(Directive)
Using the material below, work out how many lines contain the word "screenshot". Reply with the number and nothing more.

(Supplied material)
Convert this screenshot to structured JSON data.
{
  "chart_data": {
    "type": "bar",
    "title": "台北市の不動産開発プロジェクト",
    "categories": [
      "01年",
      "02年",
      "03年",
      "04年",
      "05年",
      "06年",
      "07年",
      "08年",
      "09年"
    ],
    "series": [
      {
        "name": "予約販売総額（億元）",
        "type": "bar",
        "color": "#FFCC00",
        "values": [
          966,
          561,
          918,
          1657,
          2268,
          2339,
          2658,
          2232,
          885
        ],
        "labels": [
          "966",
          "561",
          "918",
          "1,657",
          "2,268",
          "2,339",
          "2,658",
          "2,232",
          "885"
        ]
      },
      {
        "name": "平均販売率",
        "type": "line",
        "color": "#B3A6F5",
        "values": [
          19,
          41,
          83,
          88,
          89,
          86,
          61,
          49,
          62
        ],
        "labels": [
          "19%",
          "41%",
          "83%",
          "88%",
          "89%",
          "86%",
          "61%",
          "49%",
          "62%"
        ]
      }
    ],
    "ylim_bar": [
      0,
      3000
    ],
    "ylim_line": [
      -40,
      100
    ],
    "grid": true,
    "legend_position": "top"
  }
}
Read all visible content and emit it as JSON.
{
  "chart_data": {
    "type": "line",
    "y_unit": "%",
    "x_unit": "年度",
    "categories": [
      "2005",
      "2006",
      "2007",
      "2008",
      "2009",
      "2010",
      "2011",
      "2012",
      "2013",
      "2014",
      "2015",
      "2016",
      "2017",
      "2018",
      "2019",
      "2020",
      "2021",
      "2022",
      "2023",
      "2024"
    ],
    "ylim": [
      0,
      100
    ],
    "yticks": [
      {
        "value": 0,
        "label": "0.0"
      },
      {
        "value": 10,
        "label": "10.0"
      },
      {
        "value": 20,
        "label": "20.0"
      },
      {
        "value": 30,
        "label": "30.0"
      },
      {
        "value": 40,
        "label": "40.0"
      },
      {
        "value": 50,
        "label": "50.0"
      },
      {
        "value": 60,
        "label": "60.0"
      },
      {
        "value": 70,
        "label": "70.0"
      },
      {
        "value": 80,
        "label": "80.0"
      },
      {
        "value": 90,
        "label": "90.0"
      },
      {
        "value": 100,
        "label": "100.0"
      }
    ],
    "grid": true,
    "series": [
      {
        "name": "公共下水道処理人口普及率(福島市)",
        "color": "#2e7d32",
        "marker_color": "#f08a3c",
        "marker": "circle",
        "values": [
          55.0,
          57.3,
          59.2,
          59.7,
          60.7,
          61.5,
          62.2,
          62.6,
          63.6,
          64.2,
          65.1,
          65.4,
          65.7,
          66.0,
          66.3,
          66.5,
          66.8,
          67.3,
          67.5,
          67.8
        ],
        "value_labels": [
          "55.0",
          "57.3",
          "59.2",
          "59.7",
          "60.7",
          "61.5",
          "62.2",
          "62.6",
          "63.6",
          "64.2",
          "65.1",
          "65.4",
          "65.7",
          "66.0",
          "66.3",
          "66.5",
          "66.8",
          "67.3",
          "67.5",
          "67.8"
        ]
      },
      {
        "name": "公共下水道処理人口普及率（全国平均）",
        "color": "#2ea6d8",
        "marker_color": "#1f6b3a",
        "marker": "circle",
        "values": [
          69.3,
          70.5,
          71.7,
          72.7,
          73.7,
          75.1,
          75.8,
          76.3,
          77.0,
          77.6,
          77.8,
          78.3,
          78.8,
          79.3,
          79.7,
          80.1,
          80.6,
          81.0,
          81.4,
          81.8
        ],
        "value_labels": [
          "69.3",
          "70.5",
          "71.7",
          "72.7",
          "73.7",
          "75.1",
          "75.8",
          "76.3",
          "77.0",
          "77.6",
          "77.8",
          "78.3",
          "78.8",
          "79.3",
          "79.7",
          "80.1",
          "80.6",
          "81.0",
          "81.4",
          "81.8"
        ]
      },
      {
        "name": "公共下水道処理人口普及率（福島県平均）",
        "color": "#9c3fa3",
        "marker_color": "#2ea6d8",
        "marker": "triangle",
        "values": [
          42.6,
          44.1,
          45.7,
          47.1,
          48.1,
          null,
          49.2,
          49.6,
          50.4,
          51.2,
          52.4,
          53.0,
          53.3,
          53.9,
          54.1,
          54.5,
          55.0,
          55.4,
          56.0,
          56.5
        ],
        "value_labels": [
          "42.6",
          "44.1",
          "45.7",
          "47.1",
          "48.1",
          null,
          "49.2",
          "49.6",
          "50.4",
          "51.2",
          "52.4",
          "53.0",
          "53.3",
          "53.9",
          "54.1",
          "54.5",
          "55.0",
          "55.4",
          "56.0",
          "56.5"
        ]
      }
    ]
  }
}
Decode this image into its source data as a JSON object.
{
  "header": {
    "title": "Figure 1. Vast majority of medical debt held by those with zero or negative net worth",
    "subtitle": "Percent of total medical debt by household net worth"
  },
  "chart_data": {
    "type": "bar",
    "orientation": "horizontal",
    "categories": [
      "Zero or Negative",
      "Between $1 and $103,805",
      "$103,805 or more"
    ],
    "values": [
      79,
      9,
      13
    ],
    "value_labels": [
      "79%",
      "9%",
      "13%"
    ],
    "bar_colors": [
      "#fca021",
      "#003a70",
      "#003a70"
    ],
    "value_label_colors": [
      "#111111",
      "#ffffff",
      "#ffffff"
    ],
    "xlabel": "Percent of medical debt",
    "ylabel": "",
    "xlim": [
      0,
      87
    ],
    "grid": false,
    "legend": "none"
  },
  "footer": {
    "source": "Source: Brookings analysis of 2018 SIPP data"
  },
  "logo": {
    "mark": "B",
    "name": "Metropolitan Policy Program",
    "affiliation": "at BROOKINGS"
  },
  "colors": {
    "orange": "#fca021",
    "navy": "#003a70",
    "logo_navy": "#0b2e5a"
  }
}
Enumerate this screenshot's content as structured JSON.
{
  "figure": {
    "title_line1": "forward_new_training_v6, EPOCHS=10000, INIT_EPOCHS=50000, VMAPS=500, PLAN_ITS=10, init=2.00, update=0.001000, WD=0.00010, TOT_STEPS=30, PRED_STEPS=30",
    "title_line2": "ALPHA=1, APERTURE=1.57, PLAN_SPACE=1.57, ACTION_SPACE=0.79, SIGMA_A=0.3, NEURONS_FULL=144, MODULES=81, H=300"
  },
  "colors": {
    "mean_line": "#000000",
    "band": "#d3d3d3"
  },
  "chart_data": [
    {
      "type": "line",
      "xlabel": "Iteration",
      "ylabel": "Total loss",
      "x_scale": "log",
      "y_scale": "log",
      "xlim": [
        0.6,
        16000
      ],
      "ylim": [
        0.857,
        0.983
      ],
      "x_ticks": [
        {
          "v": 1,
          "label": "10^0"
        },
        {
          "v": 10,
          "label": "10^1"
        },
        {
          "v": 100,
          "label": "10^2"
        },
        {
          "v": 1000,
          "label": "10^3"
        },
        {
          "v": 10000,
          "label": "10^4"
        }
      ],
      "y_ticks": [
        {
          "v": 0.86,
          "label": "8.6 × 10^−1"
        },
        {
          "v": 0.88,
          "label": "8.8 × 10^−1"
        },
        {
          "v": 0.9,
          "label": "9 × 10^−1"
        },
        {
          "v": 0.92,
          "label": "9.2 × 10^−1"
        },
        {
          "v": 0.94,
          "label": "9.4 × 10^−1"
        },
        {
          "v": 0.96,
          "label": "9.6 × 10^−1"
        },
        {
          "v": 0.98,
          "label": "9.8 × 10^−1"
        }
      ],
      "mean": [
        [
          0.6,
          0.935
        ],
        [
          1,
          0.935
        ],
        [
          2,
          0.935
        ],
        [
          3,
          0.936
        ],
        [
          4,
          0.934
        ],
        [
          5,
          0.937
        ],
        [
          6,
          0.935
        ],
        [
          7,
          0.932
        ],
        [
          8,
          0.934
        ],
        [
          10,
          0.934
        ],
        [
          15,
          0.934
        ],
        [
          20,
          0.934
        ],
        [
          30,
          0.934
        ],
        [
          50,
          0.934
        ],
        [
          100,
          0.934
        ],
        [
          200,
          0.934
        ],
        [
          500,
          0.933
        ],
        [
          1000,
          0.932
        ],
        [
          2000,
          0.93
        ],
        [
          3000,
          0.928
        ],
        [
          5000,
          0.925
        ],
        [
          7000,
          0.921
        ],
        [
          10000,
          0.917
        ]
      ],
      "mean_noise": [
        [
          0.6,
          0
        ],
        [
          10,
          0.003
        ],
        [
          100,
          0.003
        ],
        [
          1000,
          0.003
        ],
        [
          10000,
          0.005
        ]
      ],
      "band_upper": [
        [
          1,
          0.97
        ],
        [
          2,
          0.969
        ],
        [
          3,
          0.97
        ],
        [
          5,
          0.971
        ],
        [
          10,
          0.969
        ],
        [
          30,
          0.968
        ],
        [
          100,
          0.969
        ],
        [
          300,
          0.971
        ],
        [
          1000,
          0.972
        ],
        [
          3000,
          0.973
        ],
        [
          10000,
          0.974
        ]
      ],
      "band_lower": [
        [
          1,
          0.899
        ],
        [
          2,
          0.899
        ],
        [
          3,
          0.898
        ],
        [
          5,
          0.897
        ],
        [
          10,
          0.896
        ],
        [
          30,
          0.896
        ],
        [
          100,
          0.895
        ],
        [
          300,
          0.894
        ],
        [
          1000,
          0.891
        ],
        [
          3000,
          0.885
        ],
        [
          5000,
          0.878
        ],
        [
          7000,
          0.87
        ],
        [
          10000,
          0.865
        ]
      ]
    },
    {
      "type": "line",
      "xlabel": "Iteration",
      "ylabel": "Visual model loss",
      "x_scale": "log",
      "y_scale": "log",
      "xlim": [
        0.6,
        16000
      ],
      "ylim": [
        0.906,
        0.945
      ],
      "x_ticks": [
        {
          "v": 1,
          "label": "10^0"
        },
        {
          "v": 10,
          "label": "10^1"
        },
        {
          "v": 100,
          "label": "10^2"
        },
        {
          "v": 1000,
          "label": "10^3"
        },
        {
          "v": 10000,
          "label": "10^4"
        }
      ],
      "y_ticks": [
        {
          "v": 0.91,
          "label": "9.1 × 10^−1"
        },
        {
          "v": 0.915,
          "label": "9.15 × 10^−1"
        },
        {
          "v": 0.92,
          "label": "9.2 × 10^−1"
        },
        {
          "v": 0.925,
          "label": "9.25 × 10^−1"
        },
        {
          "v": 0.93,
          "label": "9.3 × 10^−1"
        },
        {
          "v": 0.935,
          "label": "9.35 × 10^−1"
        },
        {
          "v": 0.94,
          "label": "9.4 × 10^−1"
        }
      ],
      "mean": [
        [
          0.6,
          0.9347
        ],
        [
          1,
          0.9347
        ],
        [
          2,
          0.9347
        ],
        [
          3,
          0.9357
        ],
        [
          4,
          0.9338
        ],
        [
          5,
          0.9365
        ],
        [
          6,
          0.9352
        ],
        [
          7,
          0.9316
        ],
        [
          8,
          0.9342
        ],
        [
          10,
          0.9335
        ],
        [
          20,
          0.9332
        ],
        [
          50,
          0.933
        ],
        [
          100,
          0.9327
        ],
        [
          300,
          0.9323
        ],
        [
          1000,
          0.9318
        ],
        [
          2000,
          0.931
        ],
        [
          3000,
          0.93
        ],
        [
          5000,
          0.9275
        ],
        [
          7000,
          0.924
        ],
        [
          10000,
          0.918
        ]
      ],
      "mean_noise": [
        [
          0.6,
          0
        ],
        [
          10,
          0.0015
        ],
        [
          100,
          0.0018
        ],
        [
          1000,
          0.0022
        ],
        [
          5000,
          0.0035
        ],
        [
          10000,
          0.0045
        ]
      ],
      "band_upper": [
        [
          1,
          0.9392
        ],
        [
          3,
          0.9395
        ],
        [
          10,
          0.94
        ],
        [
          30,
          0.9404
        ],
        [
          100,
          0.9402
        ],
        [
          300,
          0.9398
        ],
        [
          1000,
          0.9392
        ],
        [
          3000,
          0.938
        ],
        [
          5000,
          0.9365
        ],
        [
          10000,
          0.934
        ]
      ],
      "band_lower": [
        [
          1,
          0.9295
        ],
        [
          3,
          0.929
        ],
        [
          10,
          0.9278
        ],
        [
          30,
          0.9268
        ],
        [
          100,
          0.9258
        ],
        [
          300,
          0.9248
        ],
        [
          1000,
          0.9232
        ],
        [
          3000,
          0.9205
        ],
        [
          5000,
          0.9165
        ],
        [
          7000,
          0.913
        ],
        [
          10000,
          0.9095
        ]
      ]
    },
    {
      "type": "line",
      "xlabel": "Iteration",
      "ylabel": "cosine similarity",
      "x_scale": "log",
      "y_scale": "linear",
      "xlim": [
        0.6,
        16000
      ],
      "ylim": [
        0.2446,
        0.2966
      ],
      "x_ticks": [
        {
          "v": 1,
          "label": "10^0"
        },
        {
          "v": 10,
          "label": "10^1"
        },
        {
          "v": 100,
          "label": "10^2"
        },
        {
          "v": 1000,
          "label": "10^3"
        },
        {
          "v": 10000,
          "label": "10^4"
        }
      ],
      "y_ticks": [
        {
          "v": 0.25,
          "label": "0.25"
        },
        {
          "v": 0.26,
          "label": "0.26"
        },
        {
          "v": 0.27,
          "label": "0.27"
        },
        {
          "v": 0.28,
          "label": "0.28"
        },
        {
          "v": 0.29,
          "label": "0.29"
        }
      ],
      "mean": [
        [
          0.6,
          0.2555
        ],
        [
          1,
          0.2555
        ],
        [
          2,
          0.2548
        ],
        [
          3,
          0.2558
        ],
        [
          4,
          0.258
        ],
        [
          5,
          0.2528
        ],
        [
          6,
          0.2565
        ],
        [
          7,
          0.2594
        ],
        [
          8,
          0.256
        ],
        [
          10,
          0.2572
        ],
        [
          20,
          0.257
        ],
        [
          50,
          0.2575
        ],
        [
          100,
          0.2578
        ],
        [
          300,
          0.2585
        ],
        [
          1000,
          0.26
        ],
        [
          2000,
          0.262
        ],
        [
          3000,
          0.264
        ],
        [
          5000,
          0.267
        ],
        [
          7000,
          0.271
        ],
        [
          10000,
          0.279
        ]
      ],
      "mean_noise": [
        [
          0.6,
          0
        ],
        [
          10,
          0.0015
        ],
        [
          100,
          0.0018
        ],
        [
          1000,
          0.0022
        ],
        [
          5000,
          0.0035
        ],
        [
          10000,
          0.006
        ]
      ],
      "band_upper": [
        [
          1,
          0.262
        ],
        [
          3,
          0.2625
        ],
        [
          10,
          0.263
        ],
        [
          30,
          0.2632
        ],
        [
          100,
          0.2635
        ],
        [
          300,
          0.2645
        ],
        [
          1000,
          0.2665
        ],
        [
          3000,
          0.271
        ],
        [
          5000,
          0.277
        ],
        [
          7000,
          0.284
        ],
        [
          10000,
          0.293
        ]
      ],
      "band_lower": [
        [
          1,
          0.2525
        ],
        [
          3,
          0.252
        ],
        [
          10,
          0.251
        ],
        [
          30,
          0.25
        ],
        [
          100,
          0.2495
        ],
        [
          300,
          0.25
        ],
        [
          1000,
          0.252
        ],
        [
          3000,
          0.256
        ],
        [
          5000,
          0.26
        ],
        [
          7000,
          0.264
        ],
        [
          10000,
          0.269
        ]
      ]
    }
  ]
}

(Result)
2